Without changing a character, return the entries, but not the images they hold.

═══ Records for processing ═══

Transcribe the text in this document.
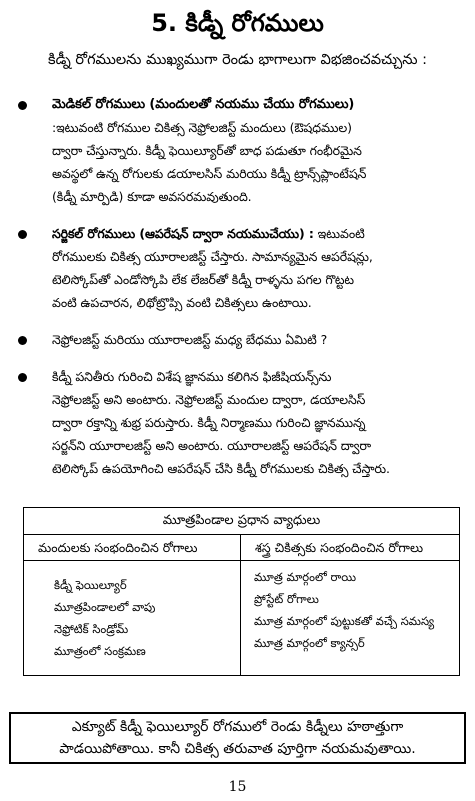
5. కిడ్నీ రోగములు
కిడ్నీ రోగములను ముఖ్యముగా రెండు భాగాలుగా విభజించవచ్చును :
మెడికల్ రోగములు (మందులతో నయము చేయు రోగములు)
:ఇటువంటి రోగముల చికిత్స నెఫ్రోలజిస్ట్ మందులు (ఔషధముల)
ద్వారా చేస్తున్నారు. కిడ్నీ ఫెయిల్యూర్‌తో బాధ పడుతూ గంభీరమైన
అవస్థలో ఉన్న రోగులకు డయాలసిస్ మరియు కిడ్నీ ట్రాన్స్‌ప్లాంటేషన్
(కిడ్నీ మార్పిడి) కూడా అవసరమవుతుంది.
సర్జికల్ రోగములు (ఆపరేషన్ ద్వారా నయముచేయు) : ఇటువంటి
రోగములకు చికిత్స యూరాలజిస్ట్ చేస్తారు. సామాన్యమైన ఆపరేషన్లు,
టెలిస్కోప్‌తో ఎండోస్కోపి లేక లేజర్‌తో కిడ్నీ రాళ్ళను పగల గొట్టట
వంటి ఉపచారన, లిథోట్రొప్సి వంటి చికిత్సలు ఉంటాయి.
నెఫ్రోలజిస్ట్ మరియు యూరాలజిస్ట్ మధ్య బేధము ఏమిటి ?
కిడ్నీ పనితీరు గురించి విశేష జ్ఞానము కలిగిన ఫిజీషియన్స్‌ను
నెఫ్రోలజిస్ట్ అని అంటారు. నెఫ్రోలజిస్ట్ మందుల ద్వారా, డయాలసిస్
ద్వారా రక్తాన్ని శుభ్ర పరుస్తారు. కిడ్నీ నిర్మాణము గురించి జ్ఞానమున్న
సర్జన్‌ని యూరాలజిస్ట్ అని అంటారు. యూరాలజిస్ట్ ఆపరేషన్ ద్వారా
టెలిస్కోప్ ఉపయోగించి ఆపరేషన్ చేసి కిడ్నీ రోగములకు చికిత్స చేస్తారు.
మూత్రపిండాల ప్రధాన వ్యాధులు
మందులకు సంభందించిన రోగాలు	శస్త్ర చికిత్సకు సంభందించిన రోగాలు
కిడ్నీ ఫెయిల్యూర్
మూత్రపిండాలలో వాపు
నెఫ్రోటిక్ సిండ్రోమ్
మూత్రంలో సంక్రమణ
మూత్ర మార్గంలో రాయి
ప్రోస్టేట్ రోగాలు
మూత్ర మార్గంలో పుట్టుకతో వచ్చే సమస్య
మూత్ర మార్గంలో క్యాన్సర్
ఎక్యూట్ కిడ్నీ ఫెయిల్యూర్ రోగములో రెండు కిడ్నీలు హఠాత్తుగా
పాడయిపోతాయి. కానీ చికిత్స తరువాత పూర్తిగా నయమవుతాయి.
15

═══

* _Solution to this task_:
Transcribe the text in this document.
5. కిడ్నీ రోగములు
కిడ్నీ రోగములను ముఖ్యముగా రెండు భాగాలుగా విభజించవచ్చును :
మెడికల్ రోగములు (మందులతో నయము చేయు రోగములు)
:ఇటువంటి రోగముల చికిత్స నెఫ్రోలజిస్ట్ మందులు (ఔషధముల)
ద్వారా చేస్తున్నారు. కిడ్నీ ఫెయిల్యూర్‌తో బాధ పడుతూ గంభీరమైన
అవస్థలో ఉన్న రోగులకు డయాలసిస్ మరియు కిడ్నీ ట్రాన్స్‌ప్లాంటేషన్
(కిడ్నీ మార్పిడి) కూడా అవసరమవుతుంది.
సర్జికల్ రోగములు (ఆపరేషన్ ద్వారా నయముచేయు) : ఇటువంటి
రోగములకు చికిత్స యూరాలజిస్ట్ చేస్తారు. సామాన్యమైన ఆపరేషన్లు,
టెలిస్కోప్‌తో ఎండోస్కోపి లేక లేజర్‌తో కిడ్నీ రాళ్ళను పగల గొట్టట
వంటి ఉపచారన, లిథోట్రొప్సి వంటి చికిత్సలు ఉంటాయి.
నెఫ్రోలజిస్ట్ మరియు యూరాలజిస్ట్ మధ్య బేధము ఏమిటి ?
కిడ్నీ పనితీరు గురించి విశేష జ్ఞానము కలిగిన ఫిజీషియన్స్‌ను
నెఫ్రోలజిస్ట్ అని అంటారు. నెఫ్రోలజిస్ట్ మందుల ద్వారా, డయాలసిస్
ద్వారా రక్తాన్ని శుభ్ర పరుస్తారు. కిడ్నీ నిర్మాణము గురించి జ్ఞానమున్న
సర్జన్‌ని యూరాలజిస్ట్ అని అంటారు. యూరాలజిస్ట్ ఆపరేషన్ ద్వారా
టెలిస్కోప్ ఉపయోగించి ఆపరేషన్ చేసి కిడ్నీ రోగములకు చికిత్స చేస్తారు.
మూత్రపిండాల ప్రధాన వ్యాధులు
మందులకు సంభందించిన రోగాలు	శస్త్ర చికిత్సకు సంభందించిన రోగాలు
కిడ్నీ ఫెయిల్యూర్
మూత్రపిండాలలో వాపు
నెఫ్రోటిక్ సిండ్రోమ్
మూత్రంలో సంక్రమణ
మూత్ర మార్గంలో రాయి
ప్రోస్టేట్ రోగాలు
మూత్ర మార్గంలో పుట్టుకతో వచ్చే సమస్య
మూత్ర మార్గంలో క్యాన్సర్
ఎక్యూట్ కిడ్నీ ఫెయిల్యూర్ రోగములో రెండు కిడ్నీలు హఠాత్తుగా
పాడయిపోతాయి. కానీ చికిత్స తరువాత పూర్తిగా నయమవుతాయి.
15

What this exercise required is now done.